* _Work instructions_:
Pull every line that holds the word "without" from the entries.

(Entries from a dataset)

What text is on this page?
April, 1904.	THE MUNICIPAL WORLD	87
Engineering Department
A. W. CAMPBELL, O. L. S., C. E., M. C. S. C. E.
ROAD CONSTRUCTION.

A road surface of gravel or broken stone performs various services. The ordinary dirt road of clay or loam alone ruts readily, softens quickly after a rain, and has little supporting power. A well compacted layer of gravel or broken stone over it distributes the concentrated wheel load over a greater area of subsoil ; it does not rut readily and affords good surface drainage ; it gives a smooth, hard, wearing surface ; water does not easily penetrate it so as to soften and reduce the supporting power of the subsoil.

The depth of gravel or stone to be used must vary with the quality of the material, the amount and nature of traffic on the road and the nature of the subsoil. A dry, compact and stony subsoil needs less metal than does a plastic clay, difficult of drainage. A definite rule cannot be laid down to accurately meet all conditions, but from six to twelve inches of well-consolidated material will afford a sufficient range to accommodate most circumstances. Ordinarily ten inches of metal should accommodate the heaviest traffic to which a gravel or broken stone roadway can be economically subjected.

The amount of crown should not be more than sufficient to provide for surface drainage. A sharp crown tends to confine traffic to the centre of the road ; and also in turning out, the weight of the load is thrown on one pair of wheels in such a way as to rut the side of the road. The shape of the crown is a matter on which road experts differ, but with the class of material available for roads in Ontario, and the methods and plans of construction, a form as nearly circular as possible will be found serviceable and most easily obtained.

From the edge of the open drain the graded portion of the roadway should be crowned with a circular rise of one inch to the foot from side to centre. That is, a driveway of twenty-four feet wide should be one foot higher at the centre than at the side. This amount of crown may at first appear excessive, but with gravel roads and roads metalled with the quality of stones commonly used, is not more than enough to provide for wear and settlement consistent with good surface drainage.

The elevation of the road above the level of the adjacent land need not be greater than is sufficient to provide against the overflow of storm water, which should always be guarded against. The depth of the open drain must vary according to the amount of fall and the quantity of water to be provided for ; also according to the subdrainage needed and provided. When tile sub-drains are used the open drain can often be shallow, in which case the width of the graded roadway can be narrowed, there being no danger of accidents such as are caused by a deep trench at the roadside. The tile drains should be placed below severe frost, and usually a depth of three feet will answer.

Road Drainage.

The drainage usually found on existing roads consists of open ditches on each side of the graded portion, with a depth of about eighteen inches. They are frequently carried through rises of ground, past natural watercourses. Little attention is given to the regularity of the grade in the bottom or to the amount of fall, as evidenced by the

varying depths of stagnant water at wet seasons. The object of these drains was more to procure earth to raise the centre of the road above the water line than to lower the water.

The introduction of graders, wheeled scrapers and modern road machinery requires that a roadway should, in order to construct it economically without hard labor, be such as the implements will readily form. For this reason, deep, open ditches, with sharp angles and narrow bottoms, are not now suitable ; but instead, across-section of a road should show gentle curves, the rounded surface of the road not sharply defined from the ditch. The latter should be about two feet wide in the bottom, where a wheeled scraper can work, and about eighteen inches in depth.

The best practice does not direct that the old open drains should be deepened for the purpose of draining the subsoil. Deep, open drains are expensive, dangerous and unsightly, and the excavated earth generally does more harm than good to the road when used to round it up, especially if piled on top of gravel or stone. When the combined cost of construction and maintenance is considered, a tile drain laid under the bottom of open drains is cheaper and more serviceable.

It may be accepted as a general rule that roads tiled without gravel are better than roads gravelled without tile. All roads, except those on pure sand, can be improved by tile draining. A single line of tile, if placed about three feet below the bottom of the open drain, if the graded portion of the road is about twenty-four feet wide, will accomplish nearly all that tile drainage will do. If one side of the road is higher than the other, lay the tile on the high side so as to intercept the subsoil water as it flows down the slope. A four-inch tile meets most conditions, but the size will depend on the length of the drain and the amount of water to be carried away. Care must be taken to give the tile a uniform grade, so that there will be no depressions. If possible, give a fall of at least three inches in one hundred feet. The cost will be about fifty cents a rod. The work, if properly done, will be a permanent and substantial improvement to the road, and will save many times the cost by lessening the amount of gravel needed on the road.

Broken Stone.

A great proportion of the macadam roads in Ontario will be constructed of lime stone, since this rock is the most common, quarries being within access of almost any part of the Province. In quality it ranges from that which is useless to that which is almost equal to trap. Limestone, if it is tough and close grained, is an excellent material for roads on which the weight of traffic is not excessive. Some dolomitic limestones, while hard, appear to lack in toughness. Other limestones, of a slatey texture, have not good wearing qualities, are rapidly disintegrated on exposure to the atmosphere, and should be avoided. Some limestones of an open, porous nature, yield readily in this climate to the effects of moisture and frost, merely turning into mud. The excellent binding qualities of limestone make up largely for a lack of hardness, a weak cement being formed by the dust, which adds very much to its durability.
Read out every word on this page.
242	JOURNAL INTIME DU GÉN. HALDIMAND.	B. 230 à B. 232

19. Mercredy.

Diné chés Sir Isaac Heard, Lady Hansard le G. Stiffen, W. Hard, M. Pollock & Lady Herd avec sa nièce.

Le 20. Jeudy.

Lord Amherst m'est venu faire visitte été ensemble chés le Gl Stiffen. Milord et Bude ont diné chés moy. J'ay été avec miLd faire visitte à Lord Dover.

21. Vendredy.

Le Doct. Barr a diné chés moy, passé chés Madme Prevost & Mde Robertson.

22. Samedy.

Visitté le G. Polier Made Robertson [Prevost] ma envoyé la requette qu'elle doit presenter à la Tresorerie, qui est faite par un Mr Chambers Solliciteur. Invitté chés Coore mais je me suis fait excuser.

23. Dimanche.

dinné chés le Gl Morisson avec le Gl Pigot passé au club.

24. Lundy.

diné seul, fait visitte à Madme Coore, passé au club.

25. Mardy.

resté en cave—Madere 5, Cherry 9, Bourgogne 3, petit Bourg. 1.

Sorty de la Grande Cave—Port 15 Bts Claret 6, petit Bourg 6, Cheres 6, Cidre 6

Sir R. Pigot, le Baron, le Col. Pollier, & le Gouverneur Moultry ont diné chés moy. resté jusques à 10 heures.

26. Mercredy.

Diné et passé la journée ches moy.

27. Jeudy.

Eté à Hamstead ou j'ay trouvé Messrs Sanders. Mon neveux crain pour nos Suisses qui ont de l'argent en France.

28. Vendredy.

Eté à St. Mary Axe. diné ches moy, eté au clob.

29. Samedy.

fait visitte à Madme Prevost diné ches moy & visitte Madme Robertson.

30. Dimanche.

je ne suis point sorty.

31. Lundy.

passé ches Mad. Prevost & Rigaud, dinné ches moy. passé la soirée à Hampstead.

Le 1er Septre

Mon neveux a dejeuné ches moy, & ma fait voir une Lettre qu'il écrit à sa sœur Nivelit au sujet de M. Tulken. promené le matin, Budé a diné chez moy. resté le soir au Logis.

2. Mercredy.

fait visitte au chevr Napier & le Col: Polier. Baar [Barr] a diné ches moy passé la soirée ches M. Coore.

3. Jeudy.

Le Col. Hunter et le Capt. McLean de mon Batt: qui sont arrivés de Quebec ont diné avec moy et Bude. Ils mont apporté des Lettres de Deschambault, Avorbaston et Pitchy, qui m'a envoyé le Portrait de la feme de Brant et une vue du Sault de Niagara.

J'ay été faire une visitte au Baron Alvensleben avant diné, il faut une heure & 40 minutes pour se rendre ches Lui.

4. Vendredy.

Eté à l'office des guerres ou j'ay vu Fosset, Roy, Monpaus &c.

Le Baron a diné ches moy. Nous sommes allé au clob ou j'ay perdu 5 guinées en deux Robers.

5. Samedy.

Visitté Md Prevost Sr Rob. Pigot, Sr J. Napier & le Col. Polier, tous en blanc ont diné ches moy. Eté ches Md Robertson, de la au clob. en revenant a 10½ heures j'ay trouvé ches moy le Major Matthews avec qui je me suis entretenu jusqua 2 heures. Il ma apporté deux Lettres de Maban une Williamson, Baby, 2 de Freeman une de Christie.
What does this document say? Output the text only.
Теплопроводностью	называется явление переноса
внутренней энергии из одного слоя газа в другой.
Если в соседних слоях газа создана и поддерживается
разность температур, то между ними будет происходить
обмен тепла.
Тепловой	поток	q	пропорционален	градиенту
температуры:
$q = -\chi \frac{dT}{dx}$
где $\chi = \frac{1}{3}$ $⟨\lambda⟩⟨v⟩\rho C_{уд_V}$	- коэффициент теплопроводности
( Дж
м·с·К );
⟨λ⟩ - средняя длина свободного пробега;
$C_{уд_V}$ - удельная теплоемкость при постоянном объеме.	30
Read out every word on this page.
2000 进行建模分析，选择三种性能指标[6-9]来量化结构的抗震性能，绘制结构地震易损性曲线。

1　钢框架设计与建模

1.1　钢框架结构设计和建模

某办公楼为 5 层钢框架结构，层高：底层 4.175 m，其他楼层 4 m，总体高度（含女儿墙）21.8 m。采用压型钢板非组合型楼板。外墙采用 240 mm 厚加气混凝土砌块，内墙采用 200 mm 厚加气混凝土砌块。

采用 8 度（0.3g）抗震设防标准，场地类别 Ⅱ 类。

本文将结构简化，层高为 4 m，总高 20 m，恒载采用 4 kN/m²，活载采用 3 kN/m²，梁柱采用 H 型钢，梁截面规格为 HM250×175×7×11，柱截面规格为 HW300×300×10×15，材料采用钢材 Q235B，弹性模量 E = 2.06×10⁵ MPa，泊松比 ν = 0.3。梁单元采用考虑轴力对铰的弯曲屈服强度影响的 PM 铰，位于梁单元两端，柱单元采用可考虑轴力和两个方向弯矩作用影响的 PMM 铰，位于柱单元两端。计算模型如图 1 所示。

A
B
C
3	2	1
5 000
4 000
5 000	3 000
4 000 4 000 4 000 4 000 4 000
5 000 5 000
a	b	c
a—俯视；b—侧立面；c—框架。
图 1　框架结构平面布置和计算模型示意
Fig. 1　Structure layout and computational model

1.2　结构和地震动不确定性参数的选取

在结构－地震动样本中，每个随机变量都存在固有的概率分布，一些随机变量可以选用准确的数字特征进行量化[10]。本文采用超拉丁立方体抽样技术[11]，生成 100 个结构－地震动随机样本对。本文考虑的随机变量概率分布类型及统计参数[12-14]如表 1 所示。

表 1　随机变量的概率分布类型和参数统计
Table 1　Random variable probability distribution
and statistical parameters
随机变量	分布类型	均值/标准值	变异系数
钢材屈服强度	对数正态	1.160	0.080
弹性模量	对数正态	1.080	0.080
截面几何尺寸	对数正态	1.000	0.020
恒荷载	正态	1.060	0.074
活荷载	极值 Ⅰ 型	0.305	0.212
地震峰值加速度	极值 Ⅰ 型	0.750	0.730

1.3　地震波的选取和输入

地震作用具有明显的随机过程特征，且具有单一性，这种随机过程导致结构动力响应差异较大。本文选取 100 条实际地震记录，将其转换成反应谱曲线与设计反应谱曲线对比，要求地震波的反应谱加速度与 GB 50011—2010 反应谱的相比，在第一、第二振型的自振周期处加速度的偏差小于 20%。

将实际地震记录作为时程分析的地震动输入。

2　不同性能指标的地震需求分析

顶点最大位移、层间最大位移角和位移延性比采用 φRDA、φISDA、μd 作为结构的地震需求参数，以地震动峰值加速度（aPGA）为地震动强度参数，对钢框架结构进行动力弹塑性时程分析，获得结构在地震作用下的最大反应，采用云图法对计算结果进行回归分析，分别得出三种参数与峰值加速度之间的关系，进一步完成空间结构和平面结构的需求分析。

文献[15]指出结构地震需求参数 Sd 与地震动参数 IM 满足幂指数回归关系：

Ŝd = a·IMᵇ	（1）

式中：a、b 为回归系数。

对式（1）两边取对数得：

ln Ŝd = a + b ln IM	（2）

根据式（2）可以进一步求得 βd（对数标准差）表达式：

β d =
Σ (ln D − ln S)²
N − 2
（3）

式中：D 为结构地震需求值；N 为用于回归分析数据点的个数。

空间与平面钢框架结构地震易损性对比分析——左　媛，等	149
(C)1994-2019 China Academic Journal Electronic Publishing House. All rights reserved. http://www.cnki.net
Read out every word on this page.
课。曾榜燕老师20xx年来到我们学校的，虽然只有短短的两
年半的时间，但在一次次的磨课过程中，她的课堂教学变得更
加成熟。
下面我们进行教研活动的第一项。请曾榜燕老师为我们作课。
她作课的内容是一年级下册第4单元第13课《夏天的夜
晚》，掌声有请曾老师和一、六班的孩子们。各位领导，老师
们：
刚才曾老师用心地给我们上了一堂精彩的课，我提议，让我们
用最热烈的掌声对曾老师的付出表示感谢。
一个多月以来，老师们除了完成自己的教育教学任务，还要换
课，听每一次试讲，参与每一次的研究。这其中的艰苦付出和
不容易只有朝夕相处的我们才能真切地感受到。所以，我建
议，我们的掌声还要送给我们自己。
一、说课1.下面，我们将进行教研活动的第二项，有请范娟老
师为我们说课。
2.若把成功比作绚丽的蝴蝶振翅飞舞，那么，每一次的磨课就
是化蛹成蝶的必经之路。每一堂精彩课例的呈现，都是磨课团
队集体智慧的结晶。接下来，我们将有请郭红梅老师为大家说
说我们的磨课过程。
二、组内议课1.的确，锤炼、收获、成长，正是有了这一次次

* _Worked solution_:
The introduction of graders, wheeled scrapers and modern road machinery requires that a roadway should, in order to construct it economically without hard labor, be such as the implements will readily form. For this reason, deep, open ditches, with sharp angles and narrow bottoms, are not now suitable ; but instead, across-section of a road should show gentle curves, the rounded surface of the road not sharply defined from the ditch. The latter should be about two feet wide in the bottom, where a wheeled scraper can work, and about eighteen inches in depth.
It may be accepted as a general rule that roads tiled without gravel are better than roads gravelled without tile. All roads, except those on pure sand, can be improved by tile draining. A single line of tile, if placed about three feet below the bottom of the open drain, if the graded portion of the road is about twenty-four feet wide, will accomplish nearly all that tile drainage will do. If one side of the road is higher than the other, lay the tile on the high side so as to intercept the subsoil water as it flows down the slope. A four-inch tile meets most conditions, but the size will depend on the length of the drain and the amount of water to be carried away. Care must be taken to give the tile a uniform grade, so that there will be no depressions. If possible, give a fall of at least three inches in one hundred feet. The cost will be about fifty cents a rod. The work, if properly done, will be a permanent and substantial improvement to the road, and will save many times the cost by lessening the amount of gravel needed on the road.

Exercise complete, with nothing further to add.